::: Material shown

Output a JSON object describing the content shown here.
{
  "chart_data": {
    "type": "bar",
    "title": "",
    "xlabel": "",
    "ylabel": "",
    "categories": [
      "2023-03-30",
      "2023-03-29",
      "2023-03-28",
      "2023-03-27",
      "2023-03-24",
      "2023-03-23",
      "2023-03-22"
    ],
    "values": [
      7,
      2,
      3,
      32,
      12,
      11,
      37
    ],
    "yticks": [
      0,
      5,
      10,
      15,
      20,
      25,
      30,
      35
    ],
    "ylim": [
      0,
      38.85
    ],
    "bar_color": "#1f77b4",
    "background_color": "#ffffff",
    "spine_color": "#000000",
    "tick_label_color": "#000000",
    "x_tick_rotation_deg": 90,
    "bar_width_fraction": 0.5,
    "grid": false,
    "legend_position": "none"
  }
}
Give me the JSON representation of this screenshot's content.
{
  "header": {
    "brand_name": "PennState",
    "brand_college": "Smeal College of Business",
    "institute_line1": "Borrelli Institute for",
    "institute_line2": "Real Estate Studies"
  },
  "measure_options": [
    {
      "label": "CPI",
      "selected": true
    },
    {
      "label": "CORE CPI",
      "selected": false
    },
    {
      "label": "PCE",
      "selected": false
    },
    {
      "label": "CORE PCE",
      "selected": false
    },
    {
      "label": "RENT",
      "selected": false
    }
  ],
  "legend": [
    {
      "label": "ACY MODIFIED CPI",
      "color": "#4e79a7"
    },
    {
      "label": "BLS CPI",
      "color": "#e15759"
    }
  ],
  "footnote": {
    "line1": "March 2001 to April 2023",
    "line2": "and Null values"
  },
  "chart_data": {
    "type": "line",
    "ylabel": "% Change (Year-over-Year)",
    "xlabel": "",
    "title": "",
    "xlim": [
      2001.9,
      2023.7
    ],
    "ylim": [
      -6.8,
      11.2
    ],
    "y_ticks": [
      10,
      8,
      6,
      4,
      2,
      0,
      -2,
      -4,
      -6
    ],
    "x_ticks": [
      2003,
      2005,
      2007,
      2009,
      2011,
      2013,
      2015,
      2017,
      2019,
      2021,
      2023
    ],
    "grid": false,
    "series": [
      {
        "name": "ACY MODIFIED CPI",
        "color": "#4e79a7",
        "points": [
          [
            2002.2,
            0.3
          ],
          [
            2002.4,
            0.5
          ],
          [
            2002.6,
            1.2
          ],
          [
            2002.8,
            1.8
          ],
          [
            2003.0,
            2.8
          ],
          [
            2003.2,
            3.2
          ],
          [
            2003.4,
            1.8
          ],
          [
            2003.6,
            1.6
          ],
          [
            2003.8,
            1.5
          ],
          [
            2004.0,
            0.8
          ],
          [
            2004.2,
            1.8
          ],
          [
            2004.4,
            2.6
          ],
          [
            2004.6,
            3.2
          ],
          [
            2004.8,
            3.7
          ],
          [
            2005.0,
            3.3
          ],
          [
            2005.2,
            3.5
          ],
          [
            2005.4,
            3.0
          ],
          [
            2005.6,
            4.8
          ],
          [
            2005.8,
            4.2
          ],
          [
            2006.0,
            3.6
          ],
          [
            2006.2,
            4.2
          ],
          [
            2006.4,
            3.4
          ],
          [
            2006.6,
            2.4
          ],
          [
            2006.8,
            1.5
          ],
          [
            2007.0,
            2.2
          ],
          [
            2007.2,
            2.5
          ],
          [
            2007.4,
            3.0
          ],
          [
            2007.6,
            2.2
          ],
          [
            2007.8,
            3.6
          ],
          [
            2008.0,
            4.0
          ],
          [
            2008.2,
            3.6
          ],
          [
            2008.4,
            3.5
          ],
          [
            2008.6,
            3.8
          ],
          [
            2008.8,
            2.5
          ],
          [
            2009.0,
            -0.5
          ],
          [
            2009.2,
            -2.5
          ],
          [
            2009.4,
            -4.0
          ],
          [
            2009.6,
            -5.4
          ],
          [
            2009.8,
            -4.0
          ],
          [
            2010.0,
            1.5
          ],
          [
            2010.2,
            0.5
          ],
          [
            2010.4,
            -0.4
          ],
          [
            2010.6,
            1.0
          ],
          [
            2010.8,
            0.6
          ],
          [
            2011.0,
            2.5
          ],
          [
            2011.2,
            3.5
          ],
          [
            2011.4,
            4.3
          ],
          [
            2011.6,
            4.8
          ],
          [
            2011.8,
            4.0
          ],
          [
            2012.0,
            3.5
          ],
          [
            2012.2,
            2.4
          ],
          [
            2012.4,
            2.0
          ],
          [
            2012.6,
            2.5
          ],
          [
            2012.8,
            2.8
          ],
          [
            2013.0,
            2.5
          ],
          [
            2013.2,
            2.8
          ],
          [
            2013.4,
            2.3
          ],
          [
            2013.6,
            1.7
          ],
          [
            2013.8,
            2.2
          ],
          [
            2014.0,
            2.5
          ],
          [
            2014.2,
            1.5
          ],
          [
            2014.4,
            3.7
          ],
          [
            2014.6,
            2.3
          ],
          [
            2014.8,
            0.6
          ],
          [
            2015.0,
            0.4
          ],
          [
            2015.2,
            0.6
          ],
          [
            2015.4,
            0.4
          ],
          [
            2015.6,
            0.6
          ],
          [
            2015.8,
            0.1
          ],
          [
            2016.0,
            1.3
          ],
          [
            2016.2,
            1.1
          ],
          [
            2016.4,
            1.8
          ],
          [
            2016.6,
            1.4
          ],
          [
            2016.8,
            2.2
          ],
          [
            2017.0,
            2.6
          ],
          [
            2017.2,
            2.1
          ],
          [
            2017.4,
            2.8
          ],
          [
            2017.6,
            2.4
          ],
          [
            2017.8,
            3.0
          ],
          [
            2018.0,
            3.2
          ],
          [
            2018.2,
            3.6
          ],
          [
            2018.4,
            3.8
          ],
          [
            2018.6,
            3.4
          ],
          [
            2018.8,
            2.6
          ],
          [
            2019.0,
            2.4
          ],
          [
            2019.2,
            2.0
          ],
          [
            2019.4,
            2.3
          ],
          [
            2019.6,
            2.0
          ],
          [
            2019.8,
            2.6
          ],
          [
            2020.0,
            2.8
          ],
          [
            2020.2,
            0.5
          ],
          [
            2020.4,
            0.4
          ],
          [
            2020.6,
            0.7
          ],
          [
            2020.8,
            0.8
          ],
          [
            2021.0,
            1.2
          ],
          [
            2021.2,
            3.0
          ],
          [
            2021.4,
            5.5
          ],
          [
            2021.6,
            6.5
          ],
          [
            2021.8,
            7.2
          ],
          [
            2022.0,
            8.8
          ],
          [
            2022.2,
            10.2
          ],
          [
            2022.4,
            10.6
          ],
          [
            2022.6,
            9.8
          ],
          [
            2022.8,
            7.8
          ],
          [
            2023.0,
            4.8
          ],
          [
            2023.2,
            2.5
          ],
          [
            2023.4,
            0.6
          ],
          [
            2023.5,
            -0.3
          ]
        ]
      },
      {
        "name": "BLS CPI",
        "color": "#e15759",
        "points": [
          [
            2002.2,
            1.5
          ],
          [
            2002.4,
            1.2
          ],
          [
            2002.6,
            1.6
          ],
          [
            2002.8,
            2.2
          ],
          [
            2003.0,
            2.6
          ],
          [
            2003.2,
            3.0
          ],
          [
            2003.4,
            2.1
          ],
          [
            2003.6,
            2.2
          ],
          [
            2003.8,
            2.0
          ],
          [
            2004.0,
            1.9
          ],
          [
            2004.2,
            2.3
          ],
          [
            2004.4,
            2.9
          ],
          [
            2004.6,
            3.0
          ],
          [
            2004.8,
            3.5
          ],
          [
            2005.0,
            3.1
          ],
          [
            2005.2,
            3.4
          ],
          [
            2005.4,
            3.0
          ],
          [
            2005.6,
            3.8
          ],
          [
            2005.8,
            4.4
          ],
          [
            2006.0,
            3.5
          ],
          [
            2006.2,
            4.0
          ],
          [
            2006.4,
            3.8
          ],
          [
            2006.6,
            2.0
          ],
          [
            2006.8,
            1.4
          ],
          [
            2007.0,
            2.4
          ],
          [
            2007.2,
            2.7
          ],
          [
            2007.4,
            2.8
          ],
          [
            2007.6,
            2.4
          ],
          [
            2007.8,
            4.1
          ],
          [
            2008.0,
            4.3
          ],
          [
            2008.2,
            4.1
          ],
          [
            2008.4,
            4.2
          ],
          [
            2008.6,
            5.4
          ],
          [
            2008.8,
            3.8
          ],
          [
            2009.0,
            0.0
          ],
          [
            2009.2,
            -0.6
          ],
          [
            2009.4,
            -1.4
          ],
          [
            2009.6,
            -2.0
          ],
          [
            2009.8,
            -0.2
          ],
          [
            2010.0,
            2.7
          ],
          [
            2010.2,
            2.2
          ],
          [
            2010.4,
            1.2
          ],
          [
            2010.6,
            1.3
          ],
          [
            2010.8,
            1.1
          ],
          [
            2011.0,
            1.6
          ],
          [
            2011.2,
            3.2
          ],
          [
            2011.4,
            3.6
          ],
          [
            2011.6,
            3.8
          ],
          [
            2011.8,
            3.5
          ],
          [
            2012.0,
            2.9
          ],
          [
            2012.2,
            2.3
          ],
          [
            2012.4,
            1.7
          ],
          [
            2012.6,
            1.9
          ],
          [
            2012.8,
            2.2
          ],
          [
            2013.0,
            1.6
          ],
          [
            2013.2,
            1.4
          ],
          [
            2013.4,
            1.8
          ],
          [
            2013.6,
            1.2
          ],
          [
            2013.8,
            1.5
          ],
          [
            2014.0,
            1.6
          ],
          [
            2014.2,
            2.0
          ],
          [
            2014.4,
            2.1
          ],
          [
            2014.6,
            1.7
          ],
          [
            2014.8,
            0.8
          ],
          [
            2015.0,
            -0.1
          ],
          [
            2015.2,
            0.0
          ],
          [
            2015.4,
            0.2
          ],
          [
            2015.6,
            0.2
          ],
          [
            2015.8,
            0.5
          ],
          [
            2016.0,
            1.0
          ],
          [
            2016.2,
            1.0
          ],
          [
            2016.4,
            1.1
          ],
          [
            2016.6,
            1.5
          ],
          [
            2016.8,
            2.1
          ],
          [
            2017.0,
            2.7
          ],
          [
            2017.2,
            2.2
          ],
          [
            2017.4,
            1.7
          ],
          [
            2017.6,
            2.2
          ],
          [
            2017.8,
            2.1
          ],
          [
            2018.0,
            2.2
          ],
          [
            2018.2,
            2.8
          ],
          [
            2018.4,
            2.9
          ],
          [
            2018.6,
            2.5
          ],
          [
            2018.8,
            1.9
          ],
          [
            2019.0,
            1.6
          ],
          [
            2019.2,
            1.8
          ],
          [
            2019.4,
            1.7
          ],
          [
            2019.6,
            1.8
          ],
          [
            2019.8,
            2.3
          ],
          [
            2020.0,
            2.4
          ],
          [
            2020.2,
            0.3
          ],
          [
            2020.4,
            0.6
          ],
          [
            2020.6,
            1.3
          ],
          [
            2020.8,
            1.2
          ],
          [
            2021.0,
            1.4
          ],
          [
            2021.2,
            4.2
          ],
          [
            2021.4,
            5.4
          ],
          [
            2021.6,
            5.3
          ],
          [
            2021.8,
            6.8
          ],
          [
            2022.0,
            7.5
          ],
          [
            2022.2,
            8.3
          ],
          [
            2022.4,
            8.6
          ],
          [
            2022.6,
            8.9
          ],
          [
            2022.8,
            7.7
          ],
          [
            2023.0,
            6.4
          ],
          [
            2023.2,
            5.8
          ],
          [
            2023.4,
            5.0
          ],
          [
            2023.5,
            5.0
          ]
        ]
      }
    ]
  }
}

::::::

Problem. List the lines of the material in which the word "JSON" occurs.

Answer.
Output a JSON object describing the content shown here.
Give me the JSON representation of this screenshot's content.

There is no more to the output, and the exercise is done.